§ To do: Pull every line of the entries that has the word "年以来全球主要指数市盈率对比".

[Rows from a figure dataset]
%%

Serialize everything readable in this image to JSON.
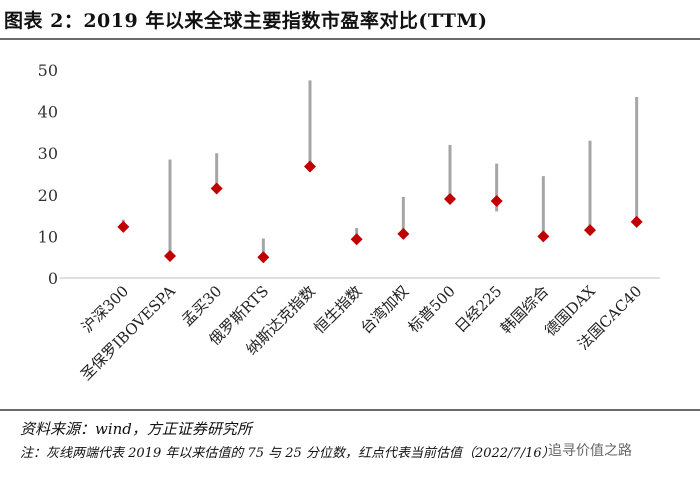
{
  "header": {
    "title": "图表 2：2019 年以来全球主要指数市盈率对比(TTM)"
  },
  "footer": {
    "source": "资料来源：wind，方正证券研究所",
    "note": "注：灰线两端代表 2019 年以来估值的 75 与 25 分位数，红点代表当前估值（2022/7/16）",
    "watermark": "追寻价值之路"
  },
  "chart_data": {
    "type": "range-dot",
    "title": "图表 2：2019 年以来全球主要指数市盈率对比(TTM)",
    "categories": [
      "沪深300",
      "圣保罗IBOVESPA",
      "孟买30",
      "俄罗斯RTS",
      "纳斯达克指数",
      "恒生指数",
      "台湾加权",
      "标普500",
      "日经225",
      "韩国综合",
      "德国DAX",
      "法国CAC40"
    ],
    "series": [
      {
        "name": "25分位数",
        "values": [
          11.5,
          5,
          21,
          4.5,
          26.5,
          8.5,
          10,
          19,
          16,
          9.5,
          11.5,
          13
        ]
      },
      {
        "name": "75分位数",
        "values": [
          14,
          28.5,
          30,
          9.5,
          47.5,
          12,
          19.5,
          32,
          27.5,
          24.5,
          33,
          43.5
        ]
      },
      {
        "name": "当前估值",
        "values": [
          12.3,
          5.3,
          21.5,
          5,
          26.8,
          9.3,
          10.6,
          19,
          18.5,
          10,
          11.5,
          13.5
        ]
      }
    ],
    "yticks": [
      0,
      10,
      20,
      30,
      40,
      50
    ],
    "ylim": [
      0,
      50
    ],
    "grid": false,
    "colors": {
      "range": "#a6a6a6",
      "dot": "#c00000"
    }
  }
}
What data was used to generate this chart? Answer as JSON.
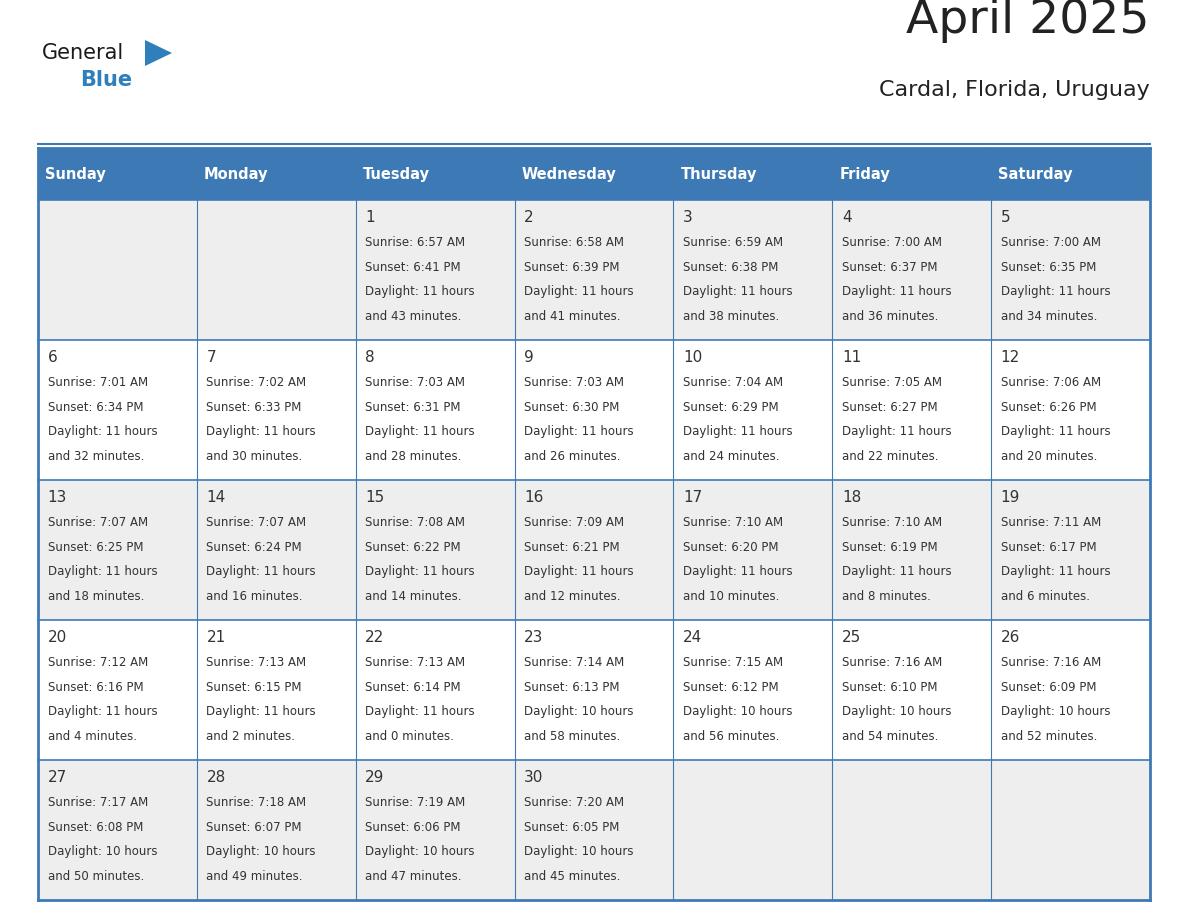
{
  "title": "April 2025",
  "subtitle": "Cardal, Florida, Uruguay",
  "header_bg_color": "#3d7ab5",
  "header_text_color": "#FFFFFF",
  "weekdays": [
    "Sunday",
    "Monday",
    "Tuesday",
    "Wednesday",
    "Thursday",
    "Friday",
    "Saturday"
  ],
  "row_colors": [
    "#eeeeee",
    "#ffffff"
  ],
  "border_color": "#3d7ab5",
  "text_color": "#333333",
  "day_num_color": "#333333",
  "title_color": "#222222",
  "calendar": [
    [
      {
        "day": "",
        "lines": []
      },
      {
        "day": "",
        "lines": []
      },
      {
        "day": "1",
        "lines": [
          "Sunrise: 6:57 AM",
          "Sunset: 6:41 PM",
          "Daylight: 11 hours",
          "and 43 minutes."
        ]
      },
      {
        "day": "2",
        "lines": [
          "Sunrise: 6:58 AM",
          "Sunset: 6:39 PM",
          "Daylight: 11 hours",
          "and 41 minutes."
        ]
      },
      {
        "day": "3",
        "lines": [
          "Sunrise: 6:59 AM",
          "Sunset: 6:38 PM",
          "Daylight: 11 hours",
          "and 38 minutes."
        ]
      },
      {
        "day": "4",
        "lines": [
          "Sunrise: 7:00 AM",
          "Sunset: 6:37 PM",
          "Daylight: 11 hours",
          "and 36 minutes."
        ]
      },
      {
        "day": "5",
        "lines": [
          "Sunrise: 7:00 AM",
          "Sunset: 6:35 PM",
          "Daylight: 11 hours",
          "and 34 minutes."
        ]
      }
    ],
    [
      {
        "day": "6",
        "lines": [
          "Sunrise: 7:01 AM",
          "Sunset: 6:34 PM",
          "Daylight: 11 hours",
          "and 32 minutes."
        ]
      },
      {
        "day": "7",
        "lines": [
          "Sunrise: 7:02 AM",
          "Sunset: 6:33 PM",
          "Daylight: 11 hours",
          "and 30 minutes."
        ]
      },
      {
        "day": "8",
        "lines": [
          "Sunrise: 7:03 AM",
          "Sunset: 6:31 PM",
          "Daylight: 11 hours",
          "and 28 minutes."
        ]
      },
      {
        "day": "9",
        "lines": [
          "Sunrise: 7:03 AM",
          "Sunset: 6:30 PM",
          "Daylight: 11 hours",
          "and 26 minutes."
        ]
      },
      {
        "day": "10",
        "lines": [
          "Sunrise: 7:04 AM",
          "Sunset: 6:29 PM",
          "Daylight: 11 hours",
          "and 24 minutes."
        ]
      },
      {
        "day": "11",
        "lines": [
          "Sunrise: 7:05 AM",
          "Sunset: 6:27 PM",
          "Daylight: 11 hours",
          "and 22 minutes."
        ]
      },
      {
        "day": "12",
        "lines": [
          "Sunrise: 7:06 AM",
          "Sunset: 6:26 PM",
          "Daylight: 11 hours",
          "and 20 minutes."
        ]
      }
    ],
    [
      {
        "day": "13",
        "lines": [
          "Sunrise: 7:07 AM",
          "Sunset: 6:25 PM",
          "Daylight: 11 hours",
          "and 18 minutes."
        ]
      },
      {
        "day": "14",
        "lines": [
          "Sunrise: 7:07 AM",
          "Sunset: 6:24 PM",
          "Daylight: 11 hours",
          "and 16 minutes."
        ]
      },
      {
        "day": "15",
        "lines": [
          "Sunrise: 7:08 AM",
          "Sunset: 6:22 PM",
          "Daylight: 11 hours",
          "and 14 minutes."
        ]
      },
      {
        "day": "16",
        "lines": [
          "Sunrise: 7:09 AM",
          "Sunset: 6:21 PM",
          "Daylight: 11 hours",
          "and 12 minutes."
        ]
      },
      {
        "day": "17",
        "lines": [
          "Sunrise: 7:10 AM",
          "Sunset: 6:20 PM",
          "Daylight: 11 hours",
          "and 10 minutes."
        ]
      },
      {
        "day": "18",
        "lines": [
          "Sunrise: 7:10 AM",
          "Sunset: 6:19 PM",
          "Daylight: 11 hours",
          "and 8 minutes."
        ]
      },
      {
        "day": "19",
        "lines": [
          "Sunrise: 7:11 AM",
          "Sunset: 6:17 PM",
          "Daylight: 11 hours",
          "and 6 minutes."
        ]
      }
    ],
    [
      {
        "day": "20",
        "lines": [
          "Sunrise: 7:12 AM",
          "Sunset: 6:16 PM",
          "Daylight: 11 hours",
          "and 4 minutes."
        ]
      },
      {
        "day": "21",
        "lines": [
          "Sunrise: 7:13 AM",
          "Sunset: 6:15 PM",
          "Daylight: 11 hours",
          "and 2 minutes."
        ]
      },
      {
        "day": "22",
        "lines": [
          "Sunrise: 7:13 AM",
          "Sunset: 6:14 PM",
          "Daylight: 11 hours",
          "and 0 minutes."
        ]
      },
      {
        "day": "23",
        "lines": [
          "Sunrise: 7:14 AM",
          "Sunset: 6:13 PM",
          "Daylight: 10 hours",
          "and 58 minutes."
        ]
      },
      {
        "day": "24",
        "lines": [
          "Sunrise: 7:15 AM",
          "Sunset: 6:12 PM",
          "Daylight: 10 hours",
          "and 56 minutes."
        ]
      },
      {
        "day": "25",
        "lines": [
          "Sunrise: 7:16 AM",
          "Sunset: 6:10 PM",
          "Daylight: 10 hours",
          "and 54 minutes."
        ]
      },
      {
        "day": "26",
        "lines": [
          "Sunrise: 7:16 AM",
          "Sunset: 6:09 PM",
          "Daylight: 10 hours",
          "and 52 minutes."
        ]
      }
    ],
    [
      {
        "day": "27",
        "lines": [
          "Sunrise: 7:17 AM",
          "Sunset: 6:08 PM",
          "Daylight: 10 hours",
          "and 50 minutes."
        ]
      },
      {
        "day": "28",
        "lines": [
          "Sunrise: 7:18 AM",
          "Sunset: 6:07 PM",
          "Daylight: 10 hours",
          "and 49 minutes."
        ]
      },
      {
        "day": "29",
        "lines": [
          "Sunrise: 7:19 AM",
          "Sunset: 6:06 PM",
          "Daylight: 10 hours",
          "and 47 minutes."
        ]
      },
      {
        "day": "30",
        "lines": [
          "Sunrise: 7:20 AM",
          "Sunset: 6:05 PM",
          "Daylight: 10 hours",
          "and 45 minutes."
        ]
      },
      {
        "day": "",
        "lines": []
      },
      {
        "day": "",
        "lines": []
      },
      {
        "day": "",
        "lines": []
      }
    ]
  ],
  "logo_color_general": "#1a1a1a",
  "logo_color_blue": "#2e7fbc",
  "logo_triangle_color": "#2e7fbc"
}
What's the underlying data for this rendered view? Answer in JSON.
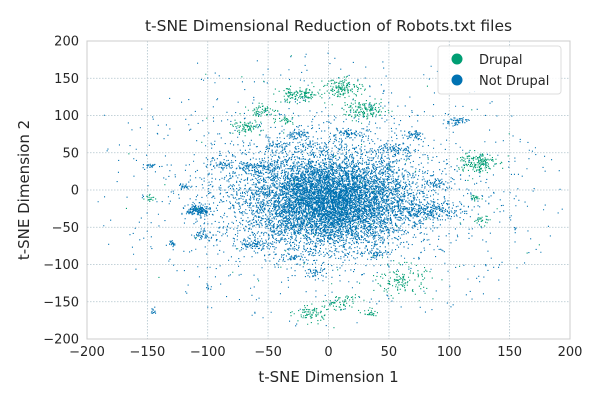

%%

§ The completed task:
    "title": "图表 2：2019 年以来全球主要指数市盈率对比(TTM)"
    "title": "图表 2：2019 年以来全球主要指数市盈率对比(TTM)",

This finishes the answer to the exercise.